## Start Supplied information

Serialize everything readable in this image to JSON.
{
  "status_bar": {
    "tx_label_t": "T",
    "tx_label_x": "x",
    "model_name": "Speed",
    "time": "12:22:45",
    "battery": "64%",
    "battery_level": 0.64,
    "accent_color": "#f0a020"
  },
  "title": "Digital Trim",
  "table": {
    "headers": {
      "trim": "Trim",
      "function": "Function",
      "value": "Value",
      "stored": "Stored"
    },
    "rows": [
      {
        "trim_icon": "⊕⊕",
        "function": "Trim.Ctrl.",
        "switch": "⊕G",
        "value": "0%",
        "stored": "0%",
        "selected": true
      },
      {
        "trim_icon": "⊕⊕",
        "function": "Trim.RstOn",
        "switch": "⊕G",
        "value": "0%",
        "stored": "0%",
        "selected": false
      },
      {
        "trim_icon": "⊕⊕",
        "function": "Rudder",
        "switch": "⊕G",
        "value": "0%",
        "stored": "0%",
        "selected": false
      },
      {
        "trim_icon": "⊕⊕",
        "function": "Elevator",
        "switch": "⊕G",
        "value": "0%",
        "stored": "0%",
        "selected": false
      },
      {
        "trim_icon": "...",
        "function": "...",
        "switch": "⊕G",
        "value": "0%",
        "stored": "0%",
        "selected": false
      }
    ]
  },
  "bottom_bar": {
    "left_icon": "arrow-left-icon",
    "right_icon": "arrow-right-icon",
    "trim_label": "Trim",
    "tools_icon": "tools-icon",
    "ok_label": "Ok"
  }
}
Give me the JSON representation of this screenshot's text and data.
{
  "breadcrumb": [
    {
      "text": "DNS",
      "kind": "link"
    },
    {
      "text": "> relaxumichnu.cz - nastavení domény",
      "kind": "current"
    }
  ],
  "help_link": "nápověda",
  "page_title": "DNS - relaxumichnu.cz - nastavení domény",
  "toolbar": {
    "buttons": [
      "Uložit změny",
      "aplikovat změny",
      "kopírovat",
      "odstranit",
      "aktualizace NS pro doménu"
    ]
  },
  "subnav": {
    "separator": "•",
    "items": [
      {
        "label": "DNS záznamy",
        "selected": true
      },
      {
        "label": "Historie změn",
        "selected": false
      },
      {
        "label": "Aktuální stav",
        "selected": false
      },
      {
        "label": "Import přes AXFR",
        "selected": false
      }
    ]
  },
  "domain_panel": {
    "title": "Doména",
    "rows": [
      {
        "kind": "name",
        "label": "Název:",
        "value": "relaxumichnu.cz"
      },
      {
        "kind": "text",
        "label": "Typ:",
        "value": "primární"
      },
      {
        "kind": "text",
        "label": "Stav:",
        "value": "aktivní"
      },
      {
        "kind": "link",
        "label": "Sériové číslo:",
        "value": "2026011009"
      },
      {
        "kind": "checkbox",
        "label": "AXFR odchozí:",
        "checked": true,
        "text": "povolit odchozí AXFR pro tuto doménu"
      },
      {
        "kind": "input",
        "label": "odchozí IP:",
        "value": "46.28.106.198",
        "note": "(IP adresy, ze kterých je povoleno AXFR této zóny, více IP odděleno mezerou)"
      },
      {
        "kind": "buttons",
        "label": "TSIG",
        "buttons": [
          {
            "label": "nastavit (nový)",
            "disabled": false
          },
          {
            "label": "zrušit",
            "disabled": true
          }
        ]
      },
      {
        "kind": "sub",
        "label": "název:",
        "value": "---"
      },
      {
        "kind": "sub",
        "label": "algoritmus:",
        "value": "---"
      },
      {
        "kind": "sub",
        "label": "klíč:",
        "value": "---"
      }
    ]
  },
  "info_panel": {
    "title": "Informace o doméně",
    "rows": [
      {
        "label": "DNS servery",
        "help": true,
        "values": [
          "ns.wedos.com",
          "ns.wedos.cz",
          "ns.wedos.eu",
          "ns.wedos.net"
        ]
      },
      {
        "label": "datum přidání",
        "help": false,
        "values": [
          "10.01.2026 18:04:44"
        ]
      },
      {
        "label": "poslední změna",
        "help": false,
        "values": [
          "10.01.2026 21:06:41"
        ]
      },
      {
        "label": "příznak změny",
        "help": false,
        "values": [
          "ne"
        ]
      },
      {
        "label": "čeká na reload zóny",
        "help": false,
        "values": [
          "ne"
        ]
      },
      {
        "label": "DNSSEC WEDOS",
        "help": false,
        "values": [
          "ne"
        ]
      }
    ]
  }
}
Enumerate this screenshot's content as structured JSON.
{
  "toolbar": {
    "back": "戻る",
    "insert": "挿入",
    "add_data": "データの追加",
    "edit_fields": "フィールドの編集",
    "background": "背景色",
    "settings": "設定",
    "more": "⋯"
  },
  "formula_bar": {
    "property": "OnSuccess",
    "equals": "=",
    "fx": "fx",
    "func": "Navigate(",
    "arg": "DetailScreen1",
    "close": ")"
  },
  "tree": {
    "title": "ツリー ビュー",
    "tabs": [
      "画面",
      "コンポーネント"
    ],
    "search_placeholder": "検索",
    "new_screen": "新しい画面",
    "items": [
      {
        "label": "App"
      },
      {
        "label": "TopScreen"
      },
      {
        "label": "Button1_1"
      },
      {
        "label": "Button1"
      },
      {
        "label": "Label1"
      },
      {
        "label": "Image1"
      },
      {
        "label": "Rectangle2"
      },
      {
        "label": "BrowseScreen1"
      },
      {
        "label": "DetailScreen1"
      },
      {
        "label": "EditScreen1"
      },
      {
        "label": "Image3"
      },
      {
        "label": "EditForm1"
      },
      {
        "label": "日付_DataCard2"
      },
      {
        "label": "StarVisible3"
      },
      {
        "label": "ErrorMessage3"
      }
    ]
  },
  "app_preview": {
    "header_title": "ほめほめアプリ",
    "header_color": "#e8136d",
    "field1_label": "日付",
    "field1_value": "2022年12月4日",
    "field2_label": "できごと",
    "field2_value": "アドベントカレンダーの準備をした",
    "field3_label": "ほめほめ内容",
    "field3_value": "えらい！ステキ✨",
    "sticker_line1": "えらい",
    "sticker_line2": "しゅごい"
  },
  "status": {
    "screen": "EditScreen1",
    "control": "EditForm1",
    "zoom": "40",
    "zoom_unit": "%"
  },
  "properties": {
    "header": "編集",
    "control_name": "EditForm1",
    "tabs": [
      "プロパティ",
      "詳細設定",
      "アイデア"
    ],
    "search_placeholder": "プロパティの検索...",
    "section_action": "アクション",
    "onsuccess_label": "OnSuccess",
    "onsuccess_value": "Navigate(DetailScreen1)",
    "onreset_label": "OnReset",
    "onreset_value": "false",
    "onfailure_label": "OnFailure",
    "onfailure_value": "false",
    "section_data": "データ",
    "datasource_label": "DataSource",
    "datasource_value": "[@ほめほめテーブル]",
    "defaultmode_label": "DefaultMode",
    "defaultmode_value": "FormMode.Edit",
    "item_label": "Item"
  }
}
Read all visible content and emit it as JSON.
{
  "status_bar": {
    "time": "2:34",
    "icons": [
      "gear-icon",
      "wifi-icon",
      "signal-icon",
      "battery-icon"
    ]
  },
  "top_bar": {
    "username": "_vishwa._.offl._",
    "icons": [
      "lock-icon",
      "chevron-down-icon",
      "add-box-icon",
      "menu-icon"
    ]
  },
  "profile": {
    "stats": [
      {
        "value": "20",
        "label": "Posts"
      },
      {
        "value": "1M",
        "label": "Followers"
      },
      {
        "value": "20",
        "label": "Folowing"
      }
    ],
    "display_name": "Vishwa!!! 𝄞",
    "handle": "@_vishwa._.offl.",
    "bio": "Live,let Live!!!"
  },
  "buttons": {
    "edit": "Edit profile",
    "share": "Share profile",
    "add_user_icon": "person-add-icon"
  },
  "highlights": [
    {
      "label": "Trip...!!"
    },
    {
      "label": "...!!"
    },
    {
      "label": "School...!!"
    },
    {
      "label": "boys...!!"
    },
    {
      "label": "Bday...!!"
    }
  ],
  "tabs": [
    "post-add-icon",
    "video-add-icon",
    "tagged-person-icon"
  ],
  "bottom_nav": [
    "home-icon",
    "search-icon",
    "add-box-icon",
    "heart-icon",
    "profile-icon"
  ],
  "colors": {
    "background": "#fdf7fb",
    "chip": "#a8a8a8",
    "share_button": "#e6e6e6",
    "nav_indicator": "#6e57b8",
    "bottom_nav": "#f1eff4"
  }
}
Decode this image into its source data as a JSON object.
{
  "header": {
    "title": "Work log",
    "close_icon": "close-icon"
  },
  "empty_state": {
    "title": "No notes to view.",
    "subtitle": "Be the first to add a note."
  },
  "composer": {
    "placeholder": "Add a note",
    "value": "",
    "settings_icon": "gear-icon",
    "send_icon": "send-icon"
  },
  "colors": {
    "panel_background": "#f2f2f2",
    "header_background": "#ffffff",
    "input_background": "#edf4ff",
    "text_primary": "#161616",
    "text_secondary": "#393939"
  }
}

## End Supplied information

* Stated task: Give again only the lines of the material above that run from the one with "Decode this image" through the end, both included, exactly as they appear.

* Output below:
Decode this image into its source data as a JSON object.
{
  "header": {
    "title": "Work log",
    "close_icon": "close-icon"
  },
  "empty_state": {
    "title": "No notes to view.",
    "subtitle": "Be the first to add a note."
  },
  "composer": {
    "placeholder": "Add a note",
    "value": "",
    "settings_icon": "gear-icon",
    "send_icon": "send-icon"
  },
  "colors": {
    "panel_background": "#f2f2f2",
    "header_background": "#ffffff",
    "input_background": "#edf4ff",
    "text_primary": "#161616",
    "text_secondary": "#393939"
  }
}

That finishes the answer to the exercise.